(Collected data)
===============
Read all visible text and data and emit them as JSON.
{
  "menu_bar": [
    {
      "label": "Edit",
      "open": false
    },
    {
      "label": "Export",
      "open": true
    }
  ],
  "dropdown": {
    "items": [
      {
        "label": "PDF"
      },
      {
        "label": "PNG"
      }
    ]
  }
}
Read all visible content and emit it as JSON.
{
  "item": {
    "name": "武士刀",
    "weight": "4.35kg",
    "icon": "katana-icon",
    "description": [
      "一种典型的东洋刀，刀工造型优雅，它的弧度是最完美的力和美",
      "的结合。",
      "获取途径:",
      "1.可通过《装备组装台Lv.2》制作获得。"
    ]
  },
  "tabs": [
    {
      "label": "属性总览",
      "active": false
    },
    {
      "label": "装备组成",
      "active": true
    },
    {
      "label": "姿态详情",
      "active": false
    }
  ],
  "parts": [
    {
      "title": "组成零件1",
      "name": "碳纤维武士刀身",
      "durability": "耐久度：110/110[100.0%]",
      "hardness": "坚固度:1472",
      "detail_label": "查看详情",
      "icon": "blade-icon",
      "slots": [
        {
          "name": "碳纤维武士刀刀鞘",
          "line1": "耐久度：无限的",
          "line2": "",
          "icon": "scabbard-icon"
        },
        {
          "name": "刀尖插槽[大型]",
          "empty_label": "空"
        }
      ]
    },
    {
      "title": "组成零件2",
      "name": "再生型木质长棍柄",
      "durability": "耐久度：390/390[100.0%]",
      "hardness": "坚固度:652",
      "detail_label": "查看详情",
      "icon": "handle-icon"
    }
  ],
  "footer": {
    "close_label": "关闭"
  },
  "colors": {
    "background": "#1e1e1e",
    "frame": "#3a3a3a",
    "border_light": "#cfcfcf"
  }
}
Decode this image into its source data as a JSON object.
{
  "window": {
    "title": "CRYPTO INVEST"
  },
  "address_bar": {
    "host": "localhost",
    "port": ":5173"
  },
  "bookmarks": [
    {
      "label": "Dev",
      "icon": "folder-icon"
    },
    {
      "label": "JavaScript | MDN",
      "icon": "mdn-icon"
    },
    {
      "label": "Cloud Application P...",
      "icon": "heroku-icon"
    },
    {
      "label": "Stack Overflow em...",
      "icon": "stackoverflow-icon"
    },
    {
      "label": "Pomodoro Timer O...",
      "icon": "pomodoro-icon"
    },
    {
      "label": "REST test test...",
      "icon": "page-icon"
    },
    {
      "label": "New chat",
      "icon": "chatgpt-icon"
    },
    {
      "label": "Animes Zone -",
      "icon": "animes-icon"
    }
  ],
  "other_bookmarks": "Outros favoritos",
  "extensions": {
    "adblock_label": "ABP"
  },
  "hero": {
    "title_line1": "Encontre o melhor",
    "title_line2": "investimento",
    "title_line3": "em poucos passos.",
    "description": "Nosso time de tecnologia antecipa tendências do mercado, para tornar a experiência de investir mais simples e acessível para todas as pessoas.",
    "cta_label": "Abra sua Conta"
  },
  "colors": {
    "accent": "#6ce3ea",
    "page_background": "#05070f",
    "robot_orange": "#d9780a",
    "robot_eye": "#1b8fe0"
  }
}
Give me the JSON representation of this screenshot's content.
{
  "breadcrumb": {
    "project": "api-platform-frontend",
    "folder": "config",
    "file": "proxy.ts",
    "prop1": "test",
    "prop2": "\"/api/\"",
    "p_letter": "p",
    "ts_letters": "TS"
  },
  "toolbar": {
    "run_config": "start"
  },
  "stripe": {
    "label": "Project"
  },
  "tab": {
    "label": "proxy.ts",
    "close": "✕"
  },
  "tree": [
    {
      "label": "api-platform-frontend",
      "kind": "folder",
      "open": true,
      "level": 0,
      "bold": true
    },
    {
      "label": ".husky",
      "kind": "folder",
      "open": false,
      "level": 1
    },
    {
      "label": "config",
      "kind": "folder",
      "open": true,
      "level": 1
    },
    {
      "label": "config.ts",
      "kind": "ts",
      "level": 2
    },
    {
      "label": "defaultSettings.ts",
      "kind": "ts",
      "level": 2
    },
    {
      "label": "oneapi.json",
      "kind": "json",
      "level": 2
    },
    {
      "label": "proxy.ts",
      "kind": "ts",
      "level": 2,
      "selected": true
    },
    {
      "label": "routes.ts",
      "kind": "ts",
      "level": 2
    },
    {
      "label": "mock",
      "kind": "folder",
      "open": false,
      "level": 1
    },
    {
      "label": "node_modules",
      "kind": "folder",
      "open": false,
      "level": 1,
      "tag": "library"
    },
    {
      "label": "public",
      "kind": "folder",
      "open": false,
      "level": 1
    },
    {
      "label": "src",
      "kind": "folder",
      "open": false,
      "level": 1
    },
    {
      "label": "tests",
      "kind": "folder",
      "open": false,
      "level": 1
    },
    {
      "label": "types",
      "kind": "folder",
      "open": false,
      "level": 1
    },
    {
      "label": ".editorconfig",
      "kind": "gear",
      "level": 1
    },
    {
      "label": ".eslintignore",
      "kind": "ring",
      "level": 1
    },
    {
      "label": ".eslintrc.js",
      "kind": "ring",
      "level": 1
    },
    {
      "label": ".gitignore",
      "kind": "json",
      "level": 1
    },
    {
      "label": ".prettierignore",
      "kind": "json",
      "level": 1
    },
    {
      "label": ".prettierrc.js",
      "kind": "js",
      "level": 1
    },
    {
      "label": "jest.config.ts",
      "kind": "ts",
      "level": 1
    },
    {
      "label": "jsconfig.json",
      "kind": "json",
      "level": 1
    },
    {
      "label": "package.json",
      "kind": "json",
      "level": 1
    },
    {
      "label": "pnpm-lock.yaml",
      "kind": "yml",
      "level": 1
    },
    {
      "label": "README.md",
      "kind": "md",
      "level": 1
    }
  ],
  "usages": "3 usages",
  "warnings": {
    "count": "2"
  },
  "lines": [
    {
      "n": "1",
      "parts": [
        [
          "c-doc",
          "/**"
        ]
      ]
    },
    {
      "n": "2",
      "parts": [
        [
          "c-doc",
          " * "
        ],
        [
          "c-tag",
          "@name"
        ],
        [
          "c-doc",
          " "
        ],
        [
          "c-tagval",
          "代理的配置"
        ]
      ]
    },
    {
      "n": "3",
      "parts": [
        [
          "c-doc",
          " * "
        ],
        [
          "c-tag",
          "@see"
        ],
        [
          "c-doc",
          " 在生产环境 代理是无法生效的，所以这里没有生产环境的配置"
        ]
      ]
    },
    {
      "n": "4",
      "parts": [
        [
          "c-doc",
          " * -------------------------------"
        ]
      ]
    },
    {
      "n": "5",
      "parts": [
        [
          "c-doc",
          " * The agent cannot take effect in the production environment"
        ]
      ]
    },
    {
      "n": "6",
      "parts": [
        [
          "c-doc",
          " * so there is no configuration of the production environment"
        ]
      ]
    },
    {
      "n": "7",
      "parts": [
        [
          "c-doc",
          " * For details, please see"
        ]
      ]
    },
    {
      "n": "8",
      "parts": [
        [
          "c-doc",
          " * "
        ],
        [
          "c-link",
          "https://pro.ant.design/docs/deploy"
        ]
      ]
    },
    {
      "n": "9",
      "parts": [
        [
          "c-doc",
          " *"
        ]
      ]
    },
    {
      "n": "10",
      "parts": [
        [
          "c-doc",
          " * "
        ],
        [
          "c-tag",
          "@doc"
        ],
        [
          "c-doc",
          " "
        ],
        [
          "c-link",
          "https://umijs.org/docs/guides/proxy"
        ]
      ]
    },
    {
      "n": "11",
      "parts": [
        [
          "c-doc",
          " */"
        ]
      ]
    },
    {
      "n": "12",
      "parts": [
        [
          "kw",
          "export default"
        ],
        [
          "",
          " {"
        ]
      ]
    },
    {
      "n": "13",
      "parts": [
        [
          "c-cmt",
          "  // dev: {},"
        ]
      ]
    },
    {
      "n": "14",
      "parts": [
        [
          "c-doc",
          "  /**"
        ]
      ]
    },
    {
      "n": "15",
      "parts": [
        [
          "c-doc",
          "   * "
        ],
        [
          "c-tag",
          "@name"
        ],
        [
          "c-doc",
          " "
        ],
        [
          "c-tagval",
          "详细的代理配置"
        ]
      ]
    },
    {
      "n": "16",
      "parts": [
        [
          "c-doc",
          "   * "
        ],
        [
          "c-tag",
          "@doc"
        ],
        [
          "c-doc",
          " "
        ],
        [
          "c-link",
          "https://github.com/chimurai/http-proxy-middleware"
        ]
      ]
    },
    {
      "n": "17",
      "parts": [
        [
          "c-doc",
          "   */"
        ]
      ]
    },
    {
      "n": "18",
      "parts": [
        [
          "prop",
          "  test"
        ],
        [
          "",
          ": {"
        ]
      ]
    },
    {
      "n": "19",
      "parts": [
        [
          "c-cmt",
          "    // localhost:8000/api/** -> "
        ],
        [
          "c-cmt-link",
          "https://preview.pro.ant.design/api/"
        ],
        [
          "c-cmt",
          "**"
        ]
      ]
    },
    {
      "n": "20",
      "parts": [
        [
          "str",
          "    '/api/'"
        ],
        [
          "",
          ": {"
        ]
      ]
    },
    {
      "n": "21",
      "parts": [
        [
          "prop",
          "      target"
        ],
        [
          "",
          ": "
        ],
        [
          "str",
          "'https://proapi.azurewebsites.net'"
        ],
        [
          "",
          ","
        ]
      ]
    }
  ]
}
===============
**JOB:** Scan the material above for the string "emit" and return the lines that hold it.

**RESULT OF THIS TASK:**
Read all visible text and data and emit them as JSON.
Read all visible content and emit it as JSON.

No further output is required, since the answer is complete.